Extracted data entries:
--- Start ---
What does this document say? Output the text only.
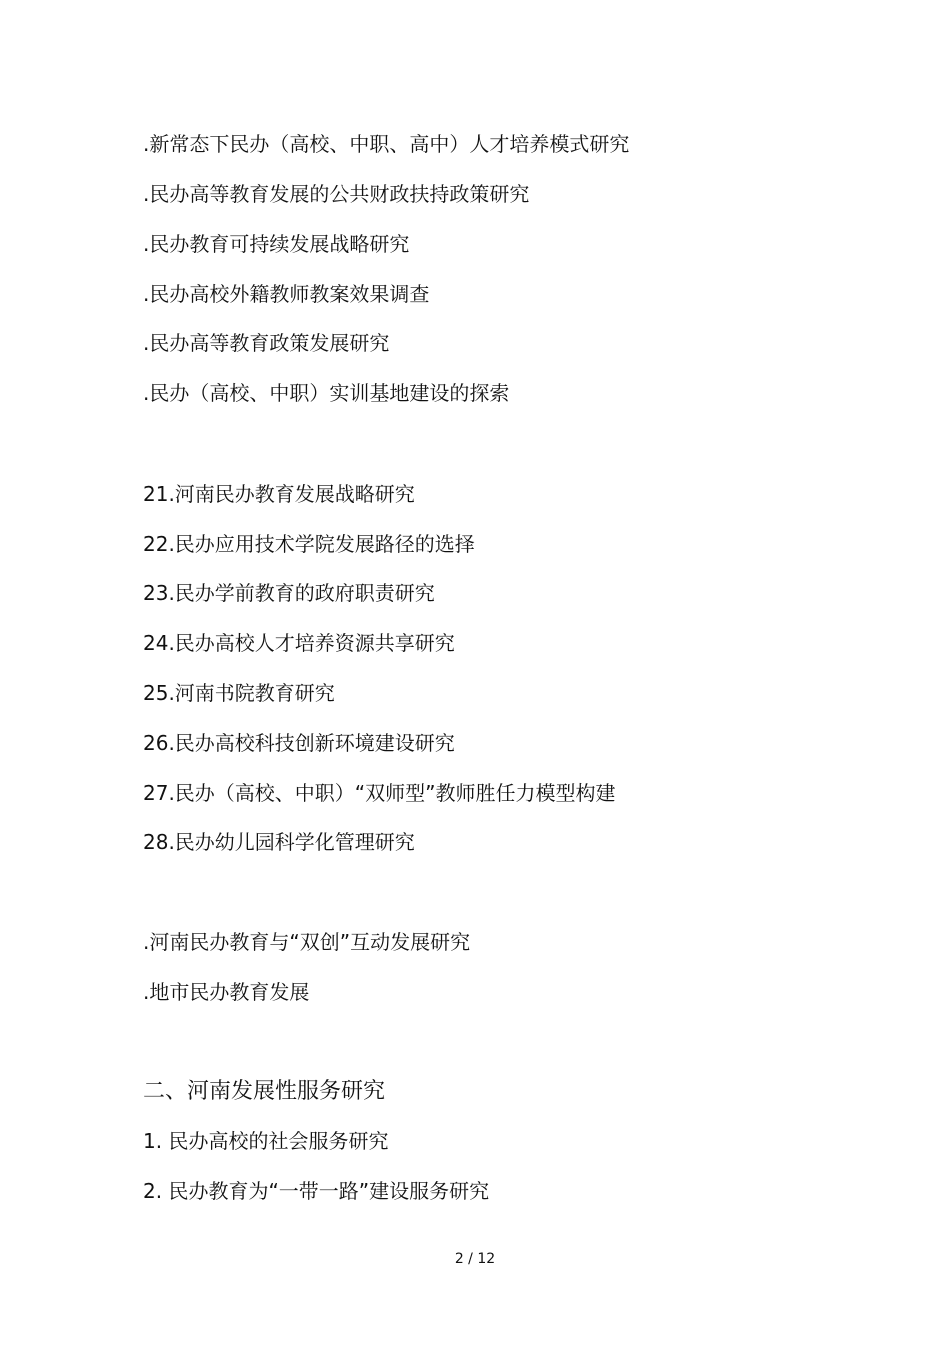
.新常态下民办（高校、中职、高中）人才培养模式研究
.民办高等教育发展的公共财政扶持政策研究
.民办教育可持续发展战略研究
.民办高校外籍教师教案效果调查
.民办高等教育政策发展研究
.民办（高校、中职）实训基地建设的探索
21.河南民办教育发展战略研究
22.民办应用技术学院发展路径的选择
23.民办学前教育的政府职责研究
24.民办高校人才培养资源共享研究
25.河南书院教育研究
26.民办高校科技创新环境建设研究
27.民办（高校、中职）“双师型”教师胜任力模型构建
28.民办幼儿园科学化管理研究
.河南民办教育与“双创”互动发展研究
.地市民办教育发展
二、河南发展性服务研究
1. 民办高校的社会服务研究
2. 民办教育为“一带一路”建设服务研究
2 / 12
--- End ---
Problem requirements: Repeat the material above in full and unchanged, minus its images.

Worked answer:
What does this document say? Output the text only.
.新常态下民办（高校、中职、高中）人才培养模式研究
.民办高等教育发展的公共财政扶持政策研究
.民办教育可持续发展战略研究
.民办高校外籍教师教案效果调查
.民办高等教育政策发展研究
.民办（高校、中职）实训基地建设的探索
21.河南民办教育发展战略研究
22.民办应用技术学院发展路径的选择
23.民办学前教育的政府职责研究
24.民办高校人才培养资源共享研究
25.河南书院教育研究
26.民办高校科技创新环境建设研究
27.民办（高校、中职）“双师型”教师胜任力模型构建
28.民办幼儿园科学化管理研究
.河南民办教育与“双创”互动发展研究
.地市民办教育发展
二、河南发展性服务研究
1. 民办高校的社会服务研究
2. 民办教育为“一带一路”建设服务研究
2 / 12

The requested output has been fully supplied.